Stored rows:
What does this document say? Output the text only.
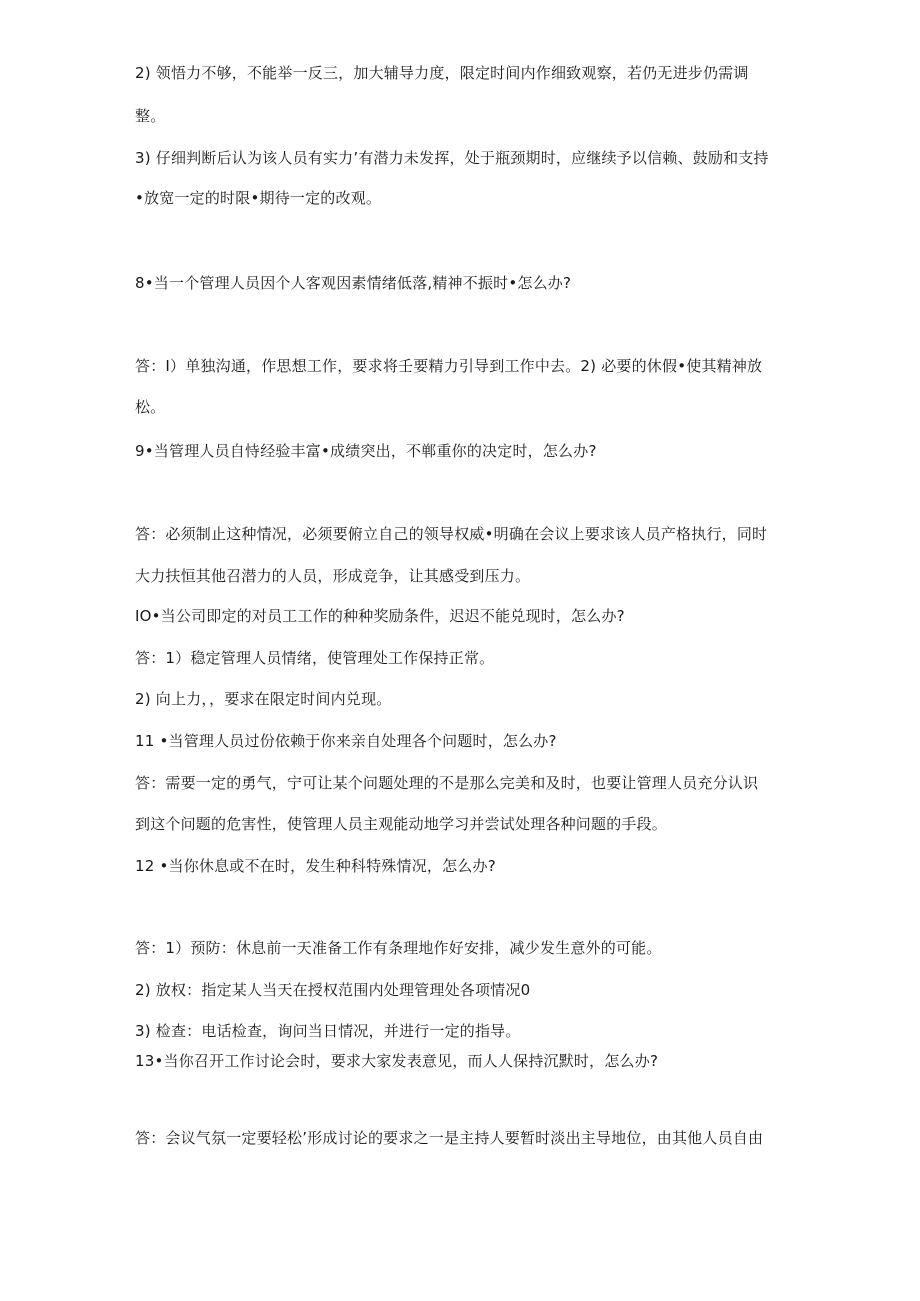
2) 领悟力不够，不能举一反三，加大辅导力度，限定时间内作细致观察，若仍无进步仍需调
整。
3) 仔细判断后认为该人员有实力’有潜力未发挥，处于瓶颈期时，应继续予以信赖、鼓励和支持
•放宽一定的时限•期待一定的改观。
8•当一个管理人员因个人客观因素情绪低落,精神不振时•怎么办?
答：I）单独沟通，作思想工作，要求将壬要精力引导到工作中去。2) 必要的休假•使其精神放
松。
9•当管理人员自恃经验丰富•成绩突出，不郸重你的决定时，怎么办?
答：必须制止这种情况，必须要俯立自己的领导权威•明确在会议上要求该人员产格执行，同时
大力扶恒其他召潜力的人员，形成竞争，让其感受到压力。
IO•当公司即定的对员工工作的种种奖励条件，迟迟不能兑现时，怎么办?
答：1）稳定管理人员情绪，使管理处工作保持正常。
2) 向上力，，要求在限定时间内兑现。
11 •当管理人员过份依赖于你来亲自处理各个问题时，怎么办?
答：需要一定的勇气，宁可让某个问题处理的不是那么完美和及时，也要让管理人员充分认识
到这个问题的危害性，使管理人员主观能动地学习并尝试处理各种问题的手段。
12 •当你休息或不在时，发生种科特殊情况，怎么办?
答：1）预防：休息前一天准备工作有条理地作好安排，减少发生意外的可能。
2) 放权：指定某人当天在授权范围内处理管理处各项情况0
3) 检查：电话检查，询问当日情况，并进行一定的指导。
13•当你召开工作讨论会时，要求大家发表意见，而人人保持沉默时，怎么办?
答：会议气氛一定要轻松’形成讨论的要求之一是主持人要暂时淡出主导地位，由其他人员自由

Set task: Using the material above, set down every line exactly, but skip the pictures.

The reply:
What does this document say? Output the text only.
2) 领悟力不够，不能举一反三，加大辅导力度，限定时间内作细致观察，若仍无进步仍需调
整。
3) 仔细判断后认为该人员有实力’有潜力未发挥，处于瓶颈期时，应继续予以信赖、鼓励和支持
•放宽一定的时限•期待一定的改观。
8•当一个管理人员因个人客观因素情绪低落,精神不振时•怎么办?
答：I）单独沟通，作思想工作，要求将壬要精力引导到工作中去。2) 必要的休假•使其精神放
松。
9•当管理人员自恃经验丰富•成绩突出，不郸重你的决定时，怎么办?
答：必须制止这种情况，必须要俯立自己的领导权威•明确在会议上要求该人员产格执行，同时
大力扶恒其他召潜力的人员，形成竞争，让其感受到压力。
IO•当公司即定的对员工工作的种种奖励条件，迟迟不能兑现时，怎么办?
答：1）稳定管理人员情绪，使管理处工作保持正常。
2) 向上力，，要求在限定时间内兑现。
11 •当管理人员过份依赖于你来亲自处理各个问题时，怎么办?
答：需要一定的勇气，宁可让某个问题处理的不是那么完美和及时，也要让管理人员充分认识
到这个问题的危害性，使管理人员主观能动地学习并尝试处理各种问题的手段。
12 •当你休息或不在时，发生种科特殊情况，怎么办?
答：1）预防：休息前一天准备工作有条理地作好安排，减少发生意外的可能。
2) 放权：指定某人当天在授权范围内处理管理处各项情况0
3) 检查：电话检查，询问当日情况，并进行一定的指导。
13•当你召开工作讨论会时，要求大家发表意见，而人人保持沉默时，怎么办?
答：会议气氛一定要轻松’形成讨论的要求之一是主持人要暂时淡出主导地位，由其他人员自由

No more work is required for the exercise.